PASSAGE SHOWN:
○ ○ ○ ○ ○ ○ ○

Thanks for the Fuck, Now I Need to Find My Next One
It had been awhile since I had dated a chick that I honestly felt was worth investment until I went out with this girl that seemed like a genuinely cool person. She was smart and kind of funny and interesting. She was pretty cute with a nice body, even though she had a boys haircut. (Literally.) But you know, I live in Los Angeles where fucking Hipsters come to pro-create, so I’m used to it.
She was mildly annoying by thinking she was funnier than she actually was, but one thing that I’ve learned in dating is that you have to be willing to compromise and sacrifice. You are NOT going to find the perfect person. You are NOT going to find a person that matches you almost to a tee. You are lucky if you find a person that doesn’t drive you insane, and I think that if you can find a person that makes you happy most of the time then that’s all that matters.
The first date went really well. Probably too well, since we ended up having sex. You’d think that would be a good sign on a very fundamental level, but on a deeper level it’s a huge mistake if you want to have an actual relationship. But my head’s hardly in that place of “stopping” when an attractive chick that I’m having a good time with want’s to come over to my place and fool around. At least by failing at it this time, I knew better how to handle it the next.
Everything was going fine and we went out a second time. And had sex a second time and she spent the night. It was Saturday morning and just after we finished having sex again, she laid beside me and got on her phone. She told me that she was on the OkCupid app to see what guys were in the area, or something.
The funny thing is that I didn’t think much of it at the time. I was just like “whatever” because after all, we had only been out twice.
Then she left and I think went off to meet another guy from the Locals app.
Again, I didn’t think much of it but then a couple of days later she said that she thought we should be friends. I don’t really allow myself to get close to anyone that soon, so I didn’t really care. I just said “That’s cool!” or something and that was the last time I saw her, though I did keep in contact for a little while. However, when I told my friend what had happened with the Locals app he was shocked and then it hit me too; that WAS a really bitchy thing to do.
Funny enough, she messaged my friend a week later (not knowing that he was my friend) but he knew who she was and ignored her. Because you really shouldn’t be looking for a new date right after you have sex with someone. I would not do that to somebody, even if I wasn’t interested in continuing on romantically. Have a fucking heart.
I once told her about this blog, but I doubt she still reads it. But if she does and you are her: You’re a bad person. That’s not the proper way that you act. When girls say that guys are “assholes” they are talking about behavior like the kind of behavior you displayed. I’m not the kind of guy that does that to girls. Maybe a lot of guys have given you that kind of behavior, but that’s not the kind of guy or person that I am. I wouldn’t display that kind of behavior to anyone and it’s a shame that anyone does.
You should be ashamed. But you aren’t and you probably won’t ever have the part of you that does feel shame. I still hope that you do though and that other people don’t fuck with your own feelings, because I am a nice guy.
I have had many dating fails in my life. In fact, as a single person, every relationship no matter how big or small has been a fail up to this point. I won’t give up. I’ll continue to try and I’ll probably continue to fail until I find that one that makes all the failures worth it. Because without them, I’d be ignorant and ignorance won’t lead to success.

○ ○ ○ ○ ○ ○ ○

ENTRIES SHOWN:
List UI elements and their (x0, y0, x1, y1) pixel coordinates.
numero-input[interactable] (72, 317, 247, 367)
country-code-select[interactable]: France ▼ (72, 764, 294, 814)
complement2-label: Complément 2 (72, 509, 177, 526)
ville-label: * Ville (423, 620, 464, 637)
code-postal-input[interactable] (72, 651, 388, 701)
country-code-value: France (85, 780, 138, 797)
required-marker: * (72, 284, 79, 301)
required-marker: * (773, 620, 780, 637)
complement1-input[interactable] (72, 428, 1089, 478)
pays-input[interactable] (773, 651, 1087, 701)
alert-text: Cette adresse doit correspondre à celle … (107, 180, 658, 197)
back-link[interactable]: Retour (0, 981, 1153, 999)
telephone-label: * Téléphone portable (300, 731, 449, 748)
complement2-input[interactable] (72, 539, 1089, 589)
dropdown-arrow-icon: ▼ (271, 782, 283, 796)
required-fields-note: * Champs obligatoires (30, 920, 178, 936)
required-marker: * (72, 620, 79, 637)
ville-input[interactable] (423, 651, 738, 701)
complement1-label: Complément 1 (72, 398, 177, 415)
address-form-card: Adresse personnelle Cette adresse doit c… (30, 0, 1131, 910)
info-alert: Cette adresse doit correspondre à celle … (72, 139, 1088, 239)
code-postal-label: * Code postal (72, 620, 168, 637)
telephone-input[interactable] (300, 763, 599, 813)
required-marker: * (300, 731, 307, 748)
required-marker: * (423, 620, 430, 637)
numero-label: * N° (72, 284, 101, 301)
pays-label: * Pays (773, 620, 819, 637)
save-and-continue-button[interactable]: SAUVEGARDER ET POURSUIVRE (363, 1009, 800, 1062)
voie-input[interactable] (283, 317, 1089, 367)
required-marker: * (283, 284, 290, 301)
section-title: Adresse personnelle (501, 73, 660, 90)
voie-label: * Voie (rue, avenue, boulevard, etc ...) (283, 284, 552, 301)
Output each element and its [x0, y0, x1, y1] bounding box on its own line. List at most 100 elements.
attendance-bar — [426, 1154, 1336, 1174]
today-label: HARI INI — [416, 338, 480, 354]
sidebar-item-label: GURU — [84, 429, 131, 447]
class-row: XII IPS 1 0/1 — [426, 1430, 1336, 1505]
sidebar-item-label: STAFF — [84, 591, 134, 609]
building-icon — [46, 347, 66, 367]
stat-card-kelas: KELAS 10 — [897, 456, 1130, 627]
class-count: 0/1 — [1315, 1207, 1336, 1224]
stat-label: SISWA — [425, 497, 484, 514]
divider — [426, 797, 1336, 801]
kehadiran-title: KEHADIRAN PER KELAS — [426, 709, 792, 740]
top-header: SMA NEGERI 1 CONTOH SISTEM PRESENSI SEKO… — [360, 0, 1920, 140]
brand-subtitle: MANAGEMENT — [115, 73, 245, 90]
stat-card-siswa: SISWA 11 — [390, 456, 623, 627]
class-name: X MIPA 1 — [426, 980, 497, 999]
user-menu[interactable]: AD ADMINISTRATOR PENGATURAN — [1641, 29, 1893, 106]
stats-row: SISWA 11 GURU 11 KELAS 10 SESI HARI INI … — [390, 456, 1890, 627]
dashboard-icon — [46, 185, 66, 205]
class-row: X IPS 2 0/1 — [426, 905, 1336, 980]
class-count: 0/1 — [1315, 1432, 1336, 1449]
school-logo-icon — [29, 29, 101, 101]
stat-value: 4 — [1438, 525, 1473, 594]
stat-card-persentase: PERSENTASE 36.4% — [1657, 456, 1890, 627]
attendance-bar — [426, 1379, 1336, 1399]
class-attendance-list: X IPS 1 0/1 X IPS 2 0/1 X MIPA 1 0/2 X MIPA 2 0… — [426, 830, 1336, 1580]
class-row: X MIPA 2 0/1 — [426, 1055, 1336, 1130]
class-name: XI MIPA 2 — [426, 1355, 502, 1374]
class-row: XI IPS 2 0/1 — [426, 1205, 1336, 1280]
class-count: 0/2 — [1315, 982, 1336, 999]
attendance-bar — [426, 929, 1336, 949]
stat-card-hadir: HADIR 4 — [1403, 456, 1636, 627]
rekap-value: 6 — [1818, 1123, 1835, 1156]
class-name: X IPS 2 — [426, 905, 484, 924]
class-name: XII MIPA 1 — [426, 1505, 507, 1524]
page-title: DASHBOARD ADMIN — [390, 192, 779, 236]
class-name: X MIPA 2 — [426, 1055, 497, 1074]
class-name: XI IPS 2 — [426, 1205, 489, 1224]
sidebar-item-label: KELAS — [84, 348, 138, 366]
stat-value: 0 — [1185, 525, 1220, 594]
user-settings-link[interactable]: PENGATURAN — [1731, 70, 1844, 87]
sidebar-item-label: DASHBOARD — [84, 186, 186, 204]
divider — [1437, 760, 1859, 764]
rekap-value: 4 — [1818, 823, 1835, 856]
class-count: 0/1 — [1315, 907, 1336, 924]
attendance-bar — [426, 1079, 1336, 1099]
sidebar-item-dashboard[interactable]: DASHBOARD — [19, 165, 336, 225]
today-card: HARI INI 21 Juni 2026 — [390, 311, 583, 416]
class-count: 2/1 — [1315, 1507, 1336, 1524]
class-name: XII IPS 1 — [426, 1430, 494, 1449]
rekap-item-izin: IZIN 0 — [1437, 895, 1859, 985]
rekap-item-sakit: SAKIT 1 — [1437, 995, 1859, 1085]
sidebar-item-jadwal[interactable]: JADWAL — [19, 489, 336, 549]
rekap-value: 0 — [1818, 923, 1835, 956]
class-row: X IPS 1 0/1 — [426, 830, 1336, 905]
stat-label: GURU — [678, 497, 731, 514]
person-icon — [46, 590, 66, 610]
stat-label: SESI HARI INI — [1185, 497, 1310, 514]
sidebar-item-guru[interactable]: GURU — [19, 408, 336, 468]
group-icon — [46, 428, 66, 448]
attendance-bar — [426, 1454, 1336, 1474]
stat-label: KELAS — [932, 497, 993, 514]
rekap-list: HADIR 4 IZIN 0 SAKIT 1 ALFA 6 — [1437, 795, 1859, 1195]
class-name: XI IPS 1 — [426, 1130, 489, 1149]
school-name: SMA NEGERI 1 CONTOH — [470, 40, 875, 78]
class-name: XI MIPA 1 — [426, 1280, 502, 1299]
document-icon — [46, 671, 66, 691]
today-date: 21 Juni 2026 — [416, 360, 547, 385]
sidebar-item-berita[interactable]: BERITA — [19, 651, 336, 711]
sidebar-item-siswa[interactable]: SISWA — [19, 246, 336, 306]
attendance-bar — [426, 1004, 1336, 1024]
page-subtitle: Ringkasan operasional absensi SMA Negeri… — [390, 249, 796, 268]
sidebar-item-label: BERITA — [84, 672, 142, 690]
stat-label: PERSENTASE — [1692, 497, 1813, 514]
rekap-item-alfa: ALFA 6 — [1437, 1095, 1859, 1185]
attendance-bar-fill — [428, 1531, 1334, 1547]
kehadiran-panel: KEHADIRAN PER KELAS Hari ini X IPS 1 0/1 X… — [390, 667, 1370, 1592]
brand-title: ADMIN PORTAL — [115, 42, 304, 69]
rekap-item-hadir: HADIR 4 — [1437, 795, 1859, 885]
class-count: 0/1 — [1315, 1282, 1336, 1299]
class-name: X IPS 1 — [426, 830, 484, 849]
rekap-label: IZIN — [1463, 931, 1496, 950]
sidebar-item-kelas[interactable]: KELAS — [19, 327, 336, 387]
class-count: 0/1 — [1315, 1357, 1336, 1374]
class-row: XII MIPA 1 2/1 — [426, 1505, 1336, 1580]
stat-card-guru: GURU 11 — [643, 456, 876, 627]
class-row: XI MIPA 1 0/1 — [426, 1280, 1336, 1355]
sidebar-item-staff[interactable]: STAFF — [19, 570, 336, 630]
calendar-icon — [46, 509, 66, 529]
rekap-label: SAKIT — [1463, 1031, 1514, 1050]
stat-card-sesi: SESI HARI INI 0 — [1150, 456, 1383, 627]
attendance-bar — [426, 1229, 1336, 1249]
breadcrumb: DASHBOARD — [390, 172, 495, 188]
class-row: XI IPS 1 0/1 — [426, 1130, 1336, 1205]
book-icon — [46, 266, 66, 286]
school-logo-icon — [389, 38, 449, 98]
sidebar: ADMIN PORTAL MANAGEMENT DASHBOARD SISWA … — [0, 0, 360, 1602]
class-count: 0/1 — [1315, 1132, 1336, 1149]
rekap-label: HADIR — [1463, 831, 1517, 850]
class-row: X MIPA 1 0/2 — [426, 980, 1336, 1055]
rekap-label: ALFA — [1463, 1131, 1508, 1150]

○ ○ ○ ○ ○ ○ ○

TASKS:
(1) Please repeat the stretch of the dating post from "The first date" through "area, or something.".
(2) In the first paragraph of the dating post, list every trait the author gives the woman in the two sentences that begin "She was".
(3) Check each statement against the dating post and mark it yes or no: (a) the first date ended with the two of them having sex; (b) the author's friend replied when she messaged him; (c) the author lives in New York. Back each answer by quoting the deciding words.
The listing was taken from a separate source.

ANSWERS TO EACH TASK:
(1)
The first date went really well. Probably too well, since we ended up having sex. You’d think that would be a good sign on a very fundamental level, but on a deeper level it’s a huge mistake if you want to have an actual relationship. But my head’s hardly in that place of “stopping” when an attractive chick that I’m having a good time with want’s to come over to my place and fool around. At least by failing at it this time, I knew better how to handle it the next.
Everything was going fine and we went out a second time. And had sex a second time and she spent the night. It was Saturday morning and just after we finished having sex again, she laid beside me and got on her phone. She told me that she was on the OkCupid app to see what guys were in the area, or something.

(2)
- smart
- kind of funny
- interesting
- pretty cute
- a nice body
- a boys haircut

(3)
(a) Yes: "Probably too well, since we ended up having sex."
(b) No: "he knew who she was and ignored her."
(c) No: "I live in Los Angeles"